INPUT ROWS:
──────────

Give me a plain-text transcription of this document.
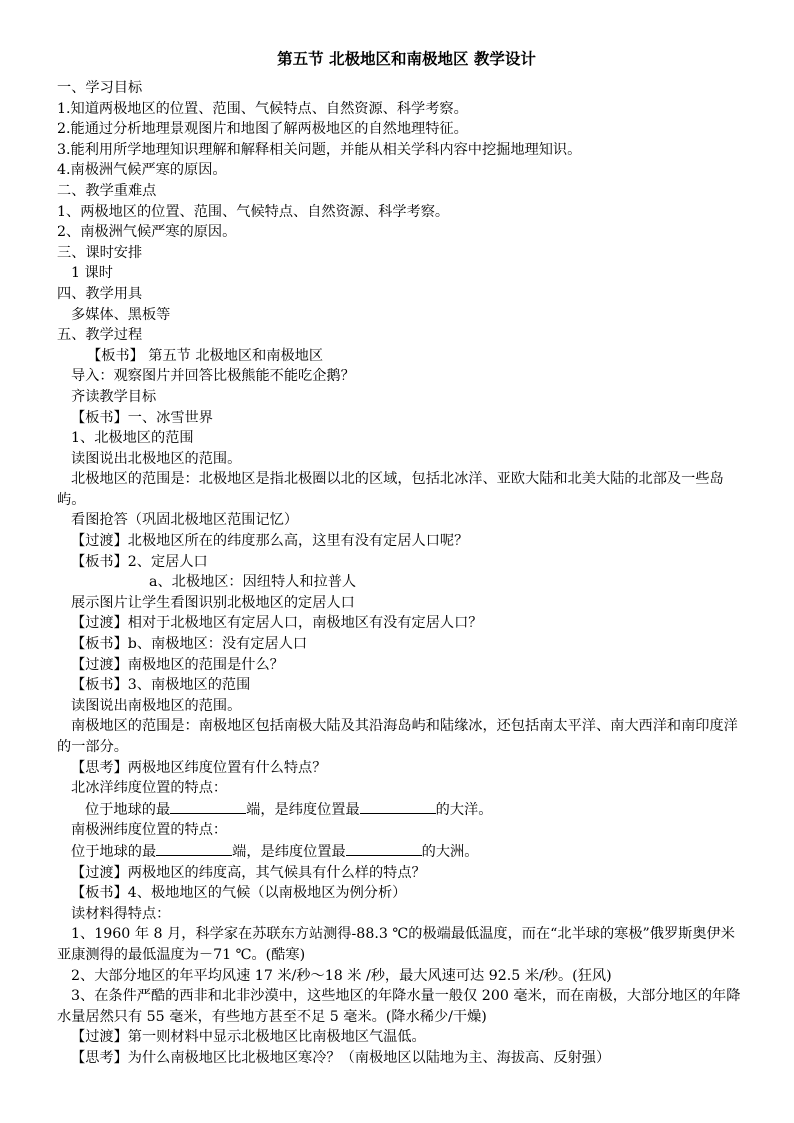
第五节 北极地区和南极地区 教学设计
一、学习目标
1.知道两极地区的位置、范围、气候特点、自然资源、科学考察。
2.能通过分析地理景观图片和地图了解两极地区的自然地理特征。
3.能利用所学地理知识理解和解释相关问题，并能从相关学科内容中挖掘地理知识。
4.南极洲气候严寒的原因。
二、教学重难点
1、两极地区的位置、范围、气候特点、自然资源、科学考察。
2、南极洲气候严寒的原因。
三、课时安排
1 课时
四、教学用具
多媒体、黑板等
五、教学过程
【板书】 第五节 北极地区和南极地区
导入：观察图片并回答比极熊能不能吃企鹅？
齐读教学目标
【板书】一、冰雪世界
1、北极地区的范围
读图说出北极地区的范围。
北极地区的范围是：北极地区是指北极圈以北的区域，包括北冰洋、亚欧大陆和北美大陆的北部及一些岛屿。
看图抢答（巩固北极地区范围记忆）
【过渡】北极地区所在的纬度那么高，这里有没有定居人口呢？
【板书】2、定居人口
a、北极地区：因纽特人和拉普人
展示图片让学生看图识别北极地区的定居人口
【过渡】相对于北极地区有定居人口，南极地区有没有定居人口？
【板书】b、南极地区：没有定居人口
【过渡】南极地区的范围是什么？
【板书】3、南极地区的范围
读图说出南极地区的范围。
南极地区的范围是：南极地区包括南极大陆及其沿海岛屿和陆缘冰，还包括南太平洋、南大西洋和南印度洋的一部分。
【思考】两极地区纬度位置有什么特点？
北冰洋纬度位置的特点：
位于地球的最	端，是纬度位置最	的大洋。
南极洲纬度位置的特点：
位于地球的最	端，是纬度位置最	的大洲。
【过渡】两极地区的纬度高，其气候具有什么样的特点？
【板书】4、极地地区的气候（以南极地区为例分析）
读材料得特点：
1、1960 年 8 月，科学家在苏联东方站测得-88.3 ℃的极端最低温度，而在“北半球的寒极”俄罗斯奥伊米亚康测得的最低温度为－71 ℃。(酷寒)
2、大部分地区的年平均风速 17 米/秒～18 米 /秒，最大风速可达 92.5 米/秒。(狂风)
3、在条件严酷的西非和北非沙漠中，这些地区的年降水量一般仅 200 毫米，而在南极，大部分地区的年降水量居然只有 55 毫米，有些地方甚至不足 5 毫米。(降水稀少/干燥)
【过渡】第一则材料中显示北极地区比南极地区气温低。
【思考】为什么南极地区比北极地区寒冷？（南极地区以陆地为主、海拔高、反射强）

──────────

PROBLEM STATEMENT:
Make an exact copy of every record, pictures excluded.

FULL ANSWER:
Give me a plain-text transcription of this document.
第五节 北极地区和南极地区 教学设计
一、学习目标
1.知道两极地区的位置、范围、气候特点、自然资源、科学考察。
2.能通过分析地理景观图片和地图了解两极地区的自然地理特征。
3.能利用所学地理知识理解和解释相关问题，并能从相关学科内容中挖掘地理知识。
4.南极洲气候严寒的原因。
二、教学重难点
1、两极地区的位置、范围、气候特点、自然资源、科学考察。
2、南极洲气候严寒的原因。
三、课时安排
1 课时
四、教学用具
多媒体、黑板等
五、教学过程
【板书】 第五节 北极地区和南极地区
导入：观察图片并回答比极熊能不能吃企鹅？
齐读教学目标
【板书】一、冰雪世界
1、北极地区的范围
读图说出北极地区的范围。
北极地区的范围是：北极地区是指北极圈以北的区域，包括北冰洋、亚欧大陆和北美大陆的北部及一些岛屿。
看图抢答（巩固北极地区范围记忆）
【过渡】北极地区所在的纬度那么高，这里有没有定居人口呢？
【板书】2、定居人口
a、北极地区：因纽特人和拉普人
展示图片让学生看图识别北极地区的定居人口
【过渡】相对于北极地区有定居人口，南极地区有没有定居人口？
【板书】b、南极地区：没有定居人口
【过渡】南极地区的范围是什么？
【板书】3、南极地区的范围
读图说出南极地区的范围。
南极地区的范围是：南极地区包括南极大陆及其沿海岛屿和陆缘冰，还包括南太平洋、南大西洋和南印度洋的一部分。
【思考】两极地区纬度位置有什么特点？
北冰洋纬度位置的特点：
位于地球的最	端，是纬度位置最	的大洋。
南极洲纬度位置的特点：
位于地球的最	端，是纬度位置最	的大洲。
【过渡】两极地区的纬度高，其气候具有什么样的特点？
【板书】4、极地地区的气候（以南极地区为例分析）
读材料得特点：
1、1960 年 8 月，科学家在苏联东方站测得-88.3 ℃的极端最低温度，而在“北半球的寒极”俄罗斯奥伊米亚康测得的最低温度为－71 ℃。(酷寒)
2、大部分地区的年平均风速 17 米/秒～18 米 /秒，最大风速可达 92.5 米/秒。(狂风)
3、在条件严酷的西非和北非沙漠中，这些地区的年降水量一般仅 200 毫米，而在南极，大部分地区的年降水量居然只有 55 毫米，有些地方甚至不足 5 毫米。(降水稀少/干燥)
【过渡】第一则材料中显示北极地区比南极地区气温低。
【思考】为什么南极地区比北极地区寒冷？（南极地区以陆地为主、海拔高、反射强）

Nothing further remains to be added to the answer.